(Entries from a visual dataset)
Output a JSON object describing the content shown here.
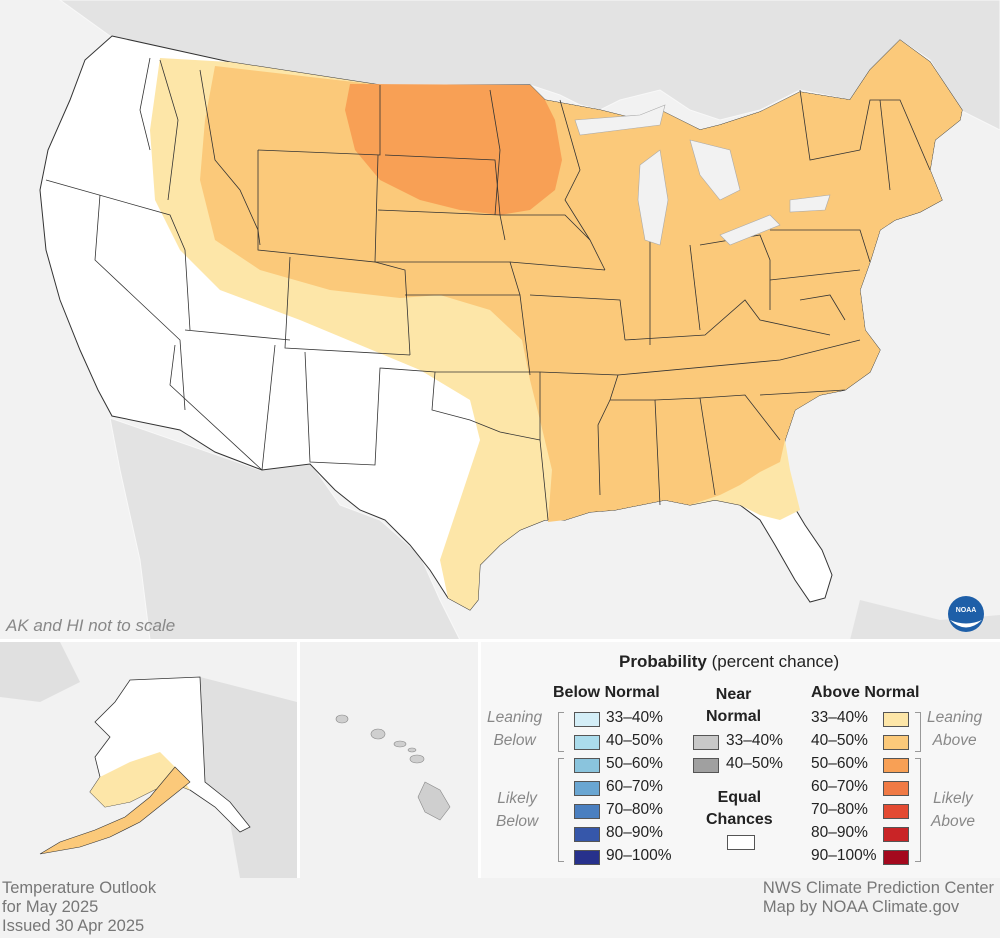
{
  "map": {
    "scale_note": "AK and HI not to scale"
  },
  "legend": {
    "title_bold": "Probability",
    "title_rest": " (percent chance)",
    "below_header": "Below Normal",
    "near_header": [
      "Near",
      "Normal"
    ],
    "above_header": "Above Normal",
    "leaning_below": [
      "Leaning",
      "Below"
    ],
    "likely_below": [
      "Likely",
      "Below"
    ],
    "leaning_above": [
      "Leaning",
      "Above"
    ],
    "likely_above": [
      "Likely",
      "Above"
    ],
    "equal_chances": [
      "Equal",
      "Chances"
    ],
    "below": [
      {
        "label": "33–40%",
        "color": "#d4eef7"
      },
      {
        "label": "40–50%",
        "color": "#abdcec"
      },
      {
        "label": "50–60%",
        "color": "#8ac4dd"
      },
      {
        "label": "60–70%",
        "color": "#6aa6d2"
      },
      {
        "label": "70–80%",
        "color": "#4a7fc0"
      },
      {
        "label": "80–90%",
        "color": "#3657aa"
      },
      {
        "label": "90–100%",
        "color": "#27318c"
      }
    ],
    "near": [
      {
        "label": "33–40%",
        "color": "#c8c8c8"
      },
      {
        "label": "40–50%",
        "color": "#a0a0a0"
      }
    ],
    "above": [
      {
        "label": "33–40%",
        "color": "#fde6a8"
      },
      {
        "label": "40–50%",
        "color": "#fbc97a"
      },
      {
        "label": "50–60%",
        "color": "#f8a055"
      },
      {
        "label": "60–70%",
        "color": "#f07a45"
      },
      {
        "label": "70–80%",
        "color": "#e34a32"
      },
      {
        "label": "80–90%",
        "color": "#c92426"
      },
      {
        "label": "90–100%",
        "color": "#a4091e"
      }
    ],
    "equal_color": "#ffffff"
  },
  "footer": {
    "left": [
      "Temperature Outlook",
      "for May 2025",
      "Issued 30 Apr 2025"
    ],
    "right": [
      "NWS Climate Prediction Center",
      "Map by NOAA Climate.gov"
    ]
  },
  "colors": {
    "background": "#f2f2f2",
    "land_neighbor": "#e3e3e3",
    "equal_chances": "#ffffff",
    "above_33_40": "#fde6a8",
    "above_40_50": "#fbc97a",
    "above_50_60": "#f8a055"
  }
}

**Problem to solve:** Say how many lines have the string "ffffff" in them, offering no words beyond the number.

**Full response:** 2